■ Requirements
In full and without alteration, repeat the material.

■ Source records
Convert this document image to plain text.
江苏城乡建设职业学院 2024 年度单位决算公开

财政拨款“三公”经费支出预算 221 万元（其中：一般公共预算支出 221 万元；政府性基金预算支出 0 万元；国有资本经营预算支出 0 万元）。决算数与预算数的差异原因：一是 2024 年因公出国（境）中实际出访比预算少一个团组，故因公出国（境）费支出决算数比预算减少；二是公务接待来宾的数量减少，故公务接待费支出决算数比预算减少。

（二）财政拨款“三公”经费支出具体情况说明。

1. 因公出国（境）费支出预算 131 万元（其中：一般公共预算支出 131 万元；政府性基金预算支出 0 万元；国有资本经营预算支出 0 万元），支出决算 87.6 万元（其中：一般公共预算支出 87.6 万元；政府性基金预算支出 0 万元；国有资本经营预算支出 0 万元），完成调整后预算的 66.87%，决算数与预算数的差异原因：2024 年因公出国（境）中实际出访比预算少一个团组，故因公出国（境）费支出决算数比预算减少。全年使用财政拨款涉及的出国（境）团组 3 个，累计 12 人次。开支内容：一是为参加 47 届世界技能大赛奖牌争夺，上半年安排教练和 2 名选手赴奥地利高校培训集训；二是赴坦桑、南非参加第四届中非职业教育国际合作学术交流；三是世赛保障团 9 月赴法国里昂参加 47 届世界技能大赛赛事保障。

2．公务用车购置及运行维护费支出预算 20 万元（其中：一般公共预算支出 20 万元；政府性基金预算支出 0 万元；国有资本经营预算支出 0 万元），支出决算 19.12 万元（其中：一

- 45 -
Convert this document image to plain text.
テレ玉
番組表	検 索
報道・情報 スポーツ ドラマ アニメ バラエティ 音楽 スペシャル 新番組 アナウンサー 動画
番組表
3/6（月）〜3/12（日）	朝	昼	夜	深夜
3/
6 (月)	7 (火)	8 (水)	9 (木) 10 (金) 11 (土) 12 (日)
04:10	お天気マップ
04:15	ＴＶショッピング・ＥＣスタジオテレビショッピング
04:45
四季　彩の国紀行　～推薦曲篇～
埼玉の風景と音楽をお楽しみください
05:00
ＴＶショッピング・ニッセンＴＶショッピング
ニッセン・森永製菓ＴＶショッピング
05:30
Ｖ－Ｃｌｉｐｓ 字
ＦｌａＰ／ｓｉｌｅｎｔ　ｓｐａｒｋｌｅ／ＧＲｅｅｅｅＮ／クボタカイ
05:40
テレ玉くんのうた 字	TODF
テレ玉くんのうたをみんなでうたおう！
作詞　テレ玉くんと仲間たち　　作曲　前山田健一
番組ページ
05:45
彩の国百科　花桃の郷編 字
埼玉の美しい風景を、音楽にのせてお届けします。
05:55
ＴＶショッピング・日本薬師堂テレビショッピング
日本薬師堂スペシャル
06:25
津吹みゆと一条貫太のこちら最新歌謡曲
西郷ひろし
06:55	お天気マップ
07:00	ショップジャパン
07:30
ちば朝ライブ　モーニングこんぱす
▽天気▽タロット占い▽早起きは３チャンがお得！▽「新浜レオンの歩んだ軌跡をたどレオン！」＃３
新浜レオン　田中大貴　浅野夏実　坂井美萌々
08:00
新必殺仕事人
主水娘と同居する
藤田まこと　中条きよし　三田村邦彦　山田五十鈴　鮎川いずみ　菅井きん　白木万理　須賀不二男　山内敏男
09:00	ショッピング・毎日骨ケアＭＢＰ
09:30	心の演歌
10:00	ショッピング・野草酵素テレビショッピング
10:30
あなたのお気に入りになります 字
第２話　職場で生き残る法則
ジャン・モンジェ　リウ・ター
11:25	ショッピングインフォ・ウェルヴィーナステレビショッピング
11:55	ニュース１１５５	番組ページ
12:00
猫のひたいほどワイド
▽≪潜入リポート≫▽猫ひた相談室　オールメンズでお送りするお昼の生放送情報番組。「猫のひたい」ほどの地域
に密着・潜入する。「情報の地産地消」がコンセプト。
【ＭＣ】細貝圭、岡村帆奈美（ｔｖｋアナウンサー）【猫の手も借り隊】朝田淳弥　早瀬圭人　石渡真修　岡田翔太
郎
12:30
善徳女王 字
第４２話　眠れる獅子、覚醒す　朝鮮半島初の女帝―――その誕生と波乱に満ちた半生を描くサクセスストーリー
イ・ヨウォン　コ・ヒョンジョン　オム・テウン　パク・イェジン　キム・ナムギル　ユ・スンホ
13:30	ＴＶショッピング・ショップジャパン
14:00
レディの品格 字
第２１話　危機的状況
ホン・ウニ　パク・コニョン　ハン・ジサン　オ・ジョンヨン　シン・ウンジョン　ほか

■ Output
Convert this document image to plain text.
江苏城乡建设职业学院 2024 年度单位决算公开

财政拨款“三公”经费支出预算 221 万元（其中：一般公共预算支出 221 万元；政府性基金预算支出 0 万元；国有资本经营预算支出 0 万元）。决算数与预算数的差异原因：一是 2024 年因公出国（境）中实际出访比预算少一个团组，故因公出国（境）费支出决算数比预算减少；二是公务接待来宾的数量减少，故公务接待费支出决算数比预算减少。

（二）财政拨款“三公”经费支出具体情况说明。

1. 因公出国（境）费支出预算 131 万元（其中：一般公共预算支出 131 万元；政府性基金预算支出 0 万元；国有资本经营预算支出 0 万元），支出决算 87.6 万元（其中：一般公共预算支出 87.6 万元；政府性基金预算支出 0 万元；国有资本经营预算支出 0 万元），完成调整后预算的 66.87%，决算数与预算数的差异原因：2024 年因公出国（境）中实际出访比预算少一个团组，故因公出国（境）费支出决算数比预算减少。全年使用财政拨款涉及的出国（境）团组 3 个，累计 12 人次。开支内容：一是为参加 47 届世界技能大赛奖牌争夺，上半年安排教练和 2 名选手赴奥地利高校培训集训；二是赴坦桑、南非参加第四届中非职业教育国际合作学术交流；三是世赛保障团 9 月赴法国里昂参加 47 届世界技能大赛赛事保障。

2．公务用车购置及运行维护费支出预算 20 万元（其中：一般公共预算支出 20 万元；政府性基金预算支出 0 万元；国有资本经营预算支出 0 万元），支出决算 19.12 万元（其中：一

- 45 -
Convert this document image to plain text.
テレ玉
番組表	検 索
報道・情報 スポーツ ドラマ アニメ バラエティ 音楽 スペシャル 新番組 アナウンサー 動画
番組表
3/6（月）〜3/12（日）	朝	昼	夜	深夜
3/
6 (月)	7 (火)	8 (水)	9 (木) 10 (金) 11 (土) 12 (日)
04:10	お天気マップ
04:15	ＴＶショッピング・ＥＣスタジオテレビショッピング
04:45
四季　彩の国紀行　～推薦曲篇～
埼玉の風景と音楽をお楽しみください
05:00
ＴＶショッピング・ニッセンＴＶショッピング
ニッセン・森永製菓ＴＶショッピング
05:30
Ｖ－Ｃｌｉｐｓ 字
ＦｌａＰ／ｓｉｌｅｎｔ　ｓｐａｒｋｌｅ／ＧＲｅｅｅｅＮ／クボタカイ
05:40
テレ玉くんのうた 字	TODF
テレ玉くんのうたをみんなでうたおう！
作詞　テレ玉くんと仲間たち　　作曲　前山田健一
番組ページ
05:45
彩の国百科　花桃の郷編 字
埼玉の美しい風景を、音楽にのせてお届けします。
05:55
ＴＶショッピング・日本薬師堂テレビショッピング
日本薬師堂スペシャル
06:25
津吹みゆと一条貫太のこちら最新歌謡曲
西郷ひろし
06:55	お天気マップ
07:00	ショップジャパン
07:30
ちば朝ライブ　モーニングこんぱす
▽天気▽タロット占い▽早起きは３チャンがお得！▽「新浜レオンの歩んだ軌跡をたどレオン！」＃３
新浜レオン　田中大貴　浅野夏実　坂井美萌々
08:00
新必殺仕事人
主水娘と同居する
藤田まこと　中条きよし　三田村邦彦　山田五十鈴　鮎川いずみ　菅井きん　白木万理　須賀不二男　山内敏男
09:00	ショッピング・毎日骨ケアＭＢＰ
09:30	心の演歌
10:00	ショッピング・野草酵素テレビショッピング
10:30
あなたのお気に入りになります 字
第２話　職場で生き残る法則
ジャン・モンジェ　リウ・ター
11:25	ショッピングインフォ・ウェルヴィーナステレビショッピング
11:55	ニュース１１５５	番組ページ
12:00
猫のひたいほどワイド
▽≪潜入リポート≫▽猫ひた相談室　オールメンズでお送りするお昼の生放送情報番組。「猫のひたい」ほどの地域
に密着・潜入する。「情報の地産地消」がコンセプト。
【ＭＣ】細貝圭、岡村帆奈美（ｔｖｋアナウンサー）【猫の手も借り隊】朝田淳弥　早瀬圭人　石渡真修　岡田翔太
郎
12:30
善徳女王 字
第４２話　眠れる獅子、覚醒す　朝鮮半島初の女帝―――その誕生と波乱に満ちた半生を描くサクセスストーリー
イ・ヨウォン　コ・ヒョンジョン　オム・テウン　パク・イェジン　キム・ナムギル　ユ・スンホ
13:30	ＴＶショッピング・ショップジャパン
14:00
レディの品格 字
第２１話　危機的状況
ホン・ウニ　パク・コニョン　ハン・ジサン　オ・ジョンヨン　シン・ウンジョン　ほか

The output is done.